(Data items)
[START]

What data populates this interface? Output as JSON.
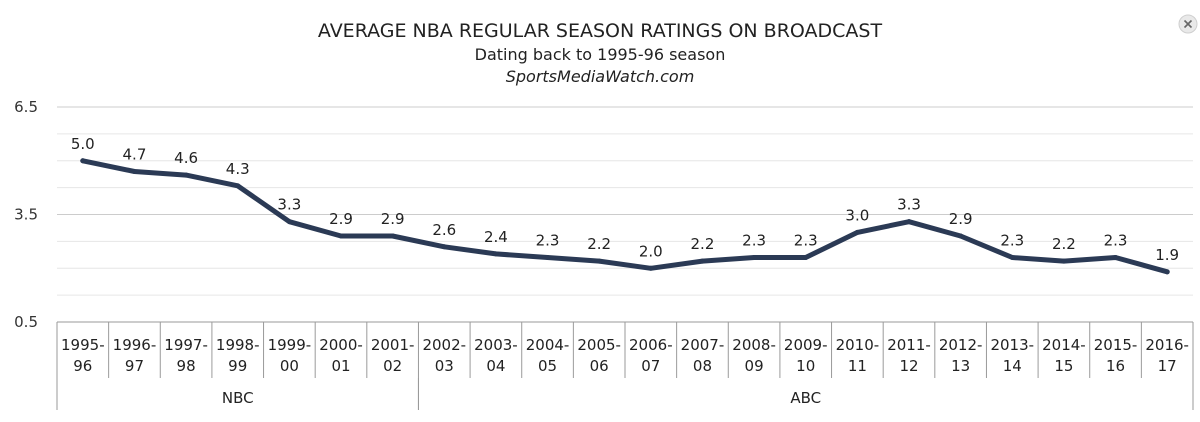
{
  "chart_data": {
    "type": "line",
    "title": "AVERAGE NBA REGULAR SEASON RATINGS ON BROADCAST",
    "subtitle": "Dating back to 1995-96 season",
    "source": "SportsMediaWatch.com",
    "categories": [
      [
        "1995-",
        "96"
      ],
      [
        "1996-",
        "97"
      ],
      [
        "1997-",
        "98"
      ],
      [
        "1998-",
        "99"
      ],
      [
        "1999-",
        "00"
      ],
      [
        "2000-",
        "01"
      ],
      [
        "2001-",
        "02"
      ],
      [
        "2002-",
        "03"
      ],
      [
        "2003-",
        "04"
      ],
      [
        "2004-",
        "05"
      ],
      [
        "2005-",
        "06"
      ],
      [
        "2006-",
        "07"
      ],
      [
        "2007-",
        "08"
      ],
      [
        "2008-",
        "09"
      ],
      [
        "2009-",
        "10"
      ],
      [
        "2010-",
        "11"
      ],
      [
        "2011-",
        "12"
      ],
      [
        "2012-",
        "13"
      ],
      [
        "2013-",
        "14"
      ],
      [
        "2014-",
        "15"
      ],
      [
        "2015-",
        "16"
      ],
      [
        "2016-",
        "17"
      ]
    ],
    "series": [
      {
        "values": [
          5.0,
          4.7,
          4.6,
          4.3,
          3.3,
          2.9,
          2.9,
          2.6,
          2.4,
          2.3,
          2.2,
          2.0,
          2.2,
          2.3,
          2.3,
          3.0,
          3.3,
          2.9,
          2.3,
          2.2,
          2.3,
          1.9
        ],
        "labels": [
          "5.0",
          "4.7",
          "4.6",
          "4.3",
          "3.3",
          "2.9",
          "2.9",
          "2.6",
          "2.4",
          "2.3",
          "2.2",
          "2.0",
          "2.2",
          "2.3",
          "2.3",
          "3.0",
          "3.3",
          "2.9",
          "2.3",
          "2.2",
          "2.3",
          "1.9"
        ],
        "color": "#2b3a55"
      }
    ],
    "groups": [
      {
        "label": "NBC",
        "start": 0,
        "end": 6
      },
      {
        "label": "ABC",
        "start": 7,
        "end": 21
      }
    ],
    "ylim": [
      0.5,
      6.5
    ],
    "yticks": [
      "0.5",
      "3.5",
      "6.5"
    ],
    "ytick_values": [
      0.5,
      3.5,
      6.5
    ],
    "ygrid_minor_step": 0.75,
    "grid": true,
    "legend": "none"
  },
  "icons": {
    "close": "close-icon"
  }
}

[END]

Leave out the pictures and give the listing above again exactly.

Expected answer:
What data populates this interface? Output as JSON.
{
  "chart_data": {
    "type": "line",
    "title": "AVERAGE NBA REGULAR SEASON RATINGS ON BROADCAST",
    "subtitle": "Dating back to 1995-96 season",
    "source": "SportsMediaWatch.com",
    "categories": [
      [
        "1995-",
        "96"
      ],
      [
        "1996-",
        "97"
      ],
      [
        "1997-",
        "98"
      ],
      [
        "1998-",
        "99"
      ],
      [
        "1999-",
        "00"
      ],
      [
        "2000-",
        "01"
      ],
      [
        "2001-",
        "02"
      ],
      [
        "2002-",
        "03"
      ],
      [
        "2003-",
        "04"
      ],
      [
        "2004-",
        "05"
      ],
      [
        "2005-",
        "06"
      ],
      [
        "2006-",
        "07"
      ],
      [
        "2007-",
        "08"
      ],
      [
        "2008-",
        "09"
      ],
      [
        "2009-",
        "10"
      ],
      [
        "2010-",
        "11"
      ],
      [
        "2011-",
        "12"
      ],
      [
        "2012-",
        "13"
      ],
      [
        "2013-",
        "14"
      ],
      [
        "2014-",
        "15"
      ],
      [
        "2015-",
        "16"
      ],
      [
        "2016-",
        "17"
      ]
    ],
    "series": [
      {
        "values": [
          5.0,
          4.7,
          4.6,
          4.3,
          3.3,
          2.9,
          2.9,
          2.6,
          2.4,
          2.3,
          2.2,
          2.0,
          2.2,
          2.3,
          2.3,
          3.0,
          3.3,
          2.9,
          2.3,
          2.2,
          2.3,
          1.9
        ],
        "labels": [
          "5.0",
          "4.7",
          "4.6",
          "4.3",
          "3.3",
          "2.9",
          "2.9",
          "2.6",
          "2.4",
          "2.3",
          "2.2",
          "2.0",
          "2.2",
          "2.3",
          "2.3",
          "3.0",
          "3.3",
          "2.9",
          "2.3",
          "2.2",
          "2.3",
          "1.9"
        ],
        "color": "#2b3a55"
      }
    ],
    "groups": [
      {
        "label": "NBC",
        "start": 0,
        "end": 6
      },
      {
        "label": "ABC",
        "start": 7,
        "end": 21
      }
    ],
    "ylim": [
      0.5,
      6.5
    ],
    "yticks": [
      "0.5",
      "3.5",
      "6.5"
    ],
    "ytick_values": [
      0.5,
      3.5,
      6.5
    ],
    "ygrid_minor_step": 0.75,
    "grid": true,
    "legend": "none"
  },
  "icons": {
    "close": "close-icon"
  }
}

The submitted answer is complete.